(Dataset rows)

>>>

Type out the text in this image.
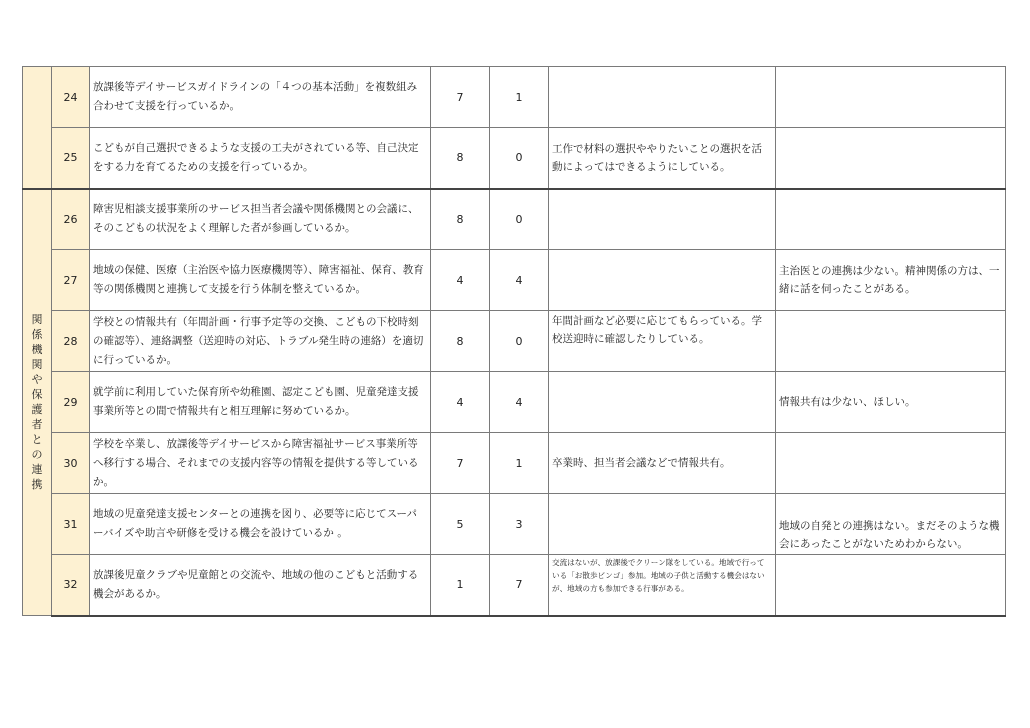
	24	放課後等デイサービスガイドラインの「４つの基本活動」を複数組み合わせて支援を行っているか。	7	1		
	25	こどもが自己選択できるような支援の工夫がされている等、自己決定をする力を育てるための支援を行っているか。	8	0	工作で材料の選択ややりたいことの選択を活動によってはできるようにしている。	
関係機関や保護者との連携	26	障害児相談支援事業所のサービス担当者会議や関係機関との会議に、そのこどもの状況をよく理解した者が参画しているか。	8	0		
	27	地域の保健、医療（主治医や協力医療機関等）、障害福祉、保育、教育等の関係機関と連携して支援を行う体制を整えているか。	4	4		主治医との連携は少ない。精神関係の方は、一緒に話を伺ったことがある。
	28	学校との情報共有（年間計画・行事予定等の交換、こどもの下校時刻の確認等）、連絡調整（送迎時の対応、トラブル発生時の連絡）を適切に行っているか。	8	0	年間計画など必要に応じてもらっている。学校送迎時に確認したりしている。	
	29	就学前に利用していた保育所や幼稚園、認定こども園、児童発達支援事業所等との間で情報共有と相互理解に努めているか。	4	4		情報共有は少ない、ほしい。
	30	学校を卒業し、放課後等デイサービスから障害福祉サービス事業所等へ移行する場合、それまでの支援内容等の情報を提供する等しているか。	7	1	卒業時、担当者会議などで情報共有。	
	31	地域の児童発達支援センターとの連携を図り、必要等に応じてスーパーバイズや助言や研修を受ける機会を設けているか 。	5	3		地域の自発との連携はない。まだそのような機会にあったことがないためわからない。
	32	放課後児童クラブや児童館との交流や、地域の他のこどもと活動する機会があるか。	1	7	交流はないが、放課後でクリーン隊をしている。地域で行っている「お散歩ビンゴ」参加。地域の子供と活動する機会はないが、地域の方も参加できる行事がある。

<<<

EXERCISE DESCRIPTION:
Retype all of the entries exactly as written, leaving out any images.

TASK ANSWER:
Type out the text in this image.
	24	放課後等デイサービスガイドラインの「４つの基本活動」を複数組み合わせて支援を行っているか。	7	1		
	25	こどもが自己選択できるような支援の工夫がされている等、自己決定をする力を育てるための支援を行っているか。	8	0	工作で材料の選択ややりたいことの選択を活動によってはできるようにしている。	
関係機関や保護者との連携	26	障害児相談支援事業所のサービス担当者会議や関係機関との会議に、そのこどもの状況をよく理解した者が参画しているか。	8	0		
	27	地域の保健、医療（主治医や協力医療機関等）、障害福祉、保育、教育等の関係機関と連携して支援を行う体制を整えているか。	4	4		主治医との連携は少ない。精神関係の方は、一緒に話を伺ったことがある。
	28	学校との情報共有（年間計画・行事予定等の交換、こどもの下校時刻の確認等）、連絡調整（送迎時の対応、トラブル発生時の連絡）を適切に行っているか。	8	0	年間計画など必要に応じてもらっている。学校送迎時に確認したりしている。	
	29	就学前に利用していた保育所や幼稚園、認定こども園、児童発達支援事業所等との間で情報共有と相互理解に努めているか。	4	4		情報共有は少ない、ほしい。
	30	学校を卒業し、放課後等デイサービスから障害福祉サービス事業所等へ移行する場合、それまでの支援内容等の情報を提供する等しているか。	7	1	卒業時、担当者会議などで情報共有。	
	31	地域の児童発達支援センターとの連携を図り、必要等に応じてスーパーバイズや助言や研修を受ける機会を設けているか 。	5	3		地域の自発との連携はない。まだそのような機会にあったことがないためわからない。
	32	放課後児童クラブや児童館との交流や、地域の他のこどもと活動する機会があるか。	1	7	交流はないが、放課後でクリーン隊をしている。地域で行っている「お散歩ビンゴ」参加。地域の子供と活動する機会はないが、地域の方も参加できる行事がある。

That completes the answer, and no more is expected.